Stored data:
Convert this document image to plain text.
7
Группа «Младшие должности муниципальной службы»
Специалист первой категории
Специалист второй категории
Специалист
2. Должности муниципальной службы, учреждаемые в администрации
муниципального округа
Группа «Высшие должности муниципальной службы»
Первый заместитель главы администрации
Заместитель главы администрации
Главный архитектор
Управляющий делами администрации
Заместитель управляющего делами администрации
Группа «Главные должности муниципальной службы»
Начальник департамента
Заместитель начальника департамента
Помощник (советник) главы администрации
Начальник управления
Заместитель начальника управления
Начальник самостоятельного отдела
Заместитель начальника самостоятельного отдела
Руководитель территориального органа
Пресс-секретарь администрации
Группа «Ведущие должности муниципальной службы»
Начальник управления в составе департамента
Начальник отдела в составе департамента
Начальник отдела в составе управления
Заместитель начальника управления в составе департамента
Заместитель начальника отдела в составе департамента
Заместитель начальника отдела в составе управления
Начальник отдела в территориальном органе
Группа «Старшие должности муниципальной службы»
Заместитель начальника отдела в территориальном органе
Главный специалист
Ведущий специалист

GOAL OF THE EXERCISE — In the listing above, find each line with the word "главы" and copy it.

RESPONSE TO THE TASK —
Первый заместитель главы администрации
Заместитель главы администрации
Помощник (советник) главы администрации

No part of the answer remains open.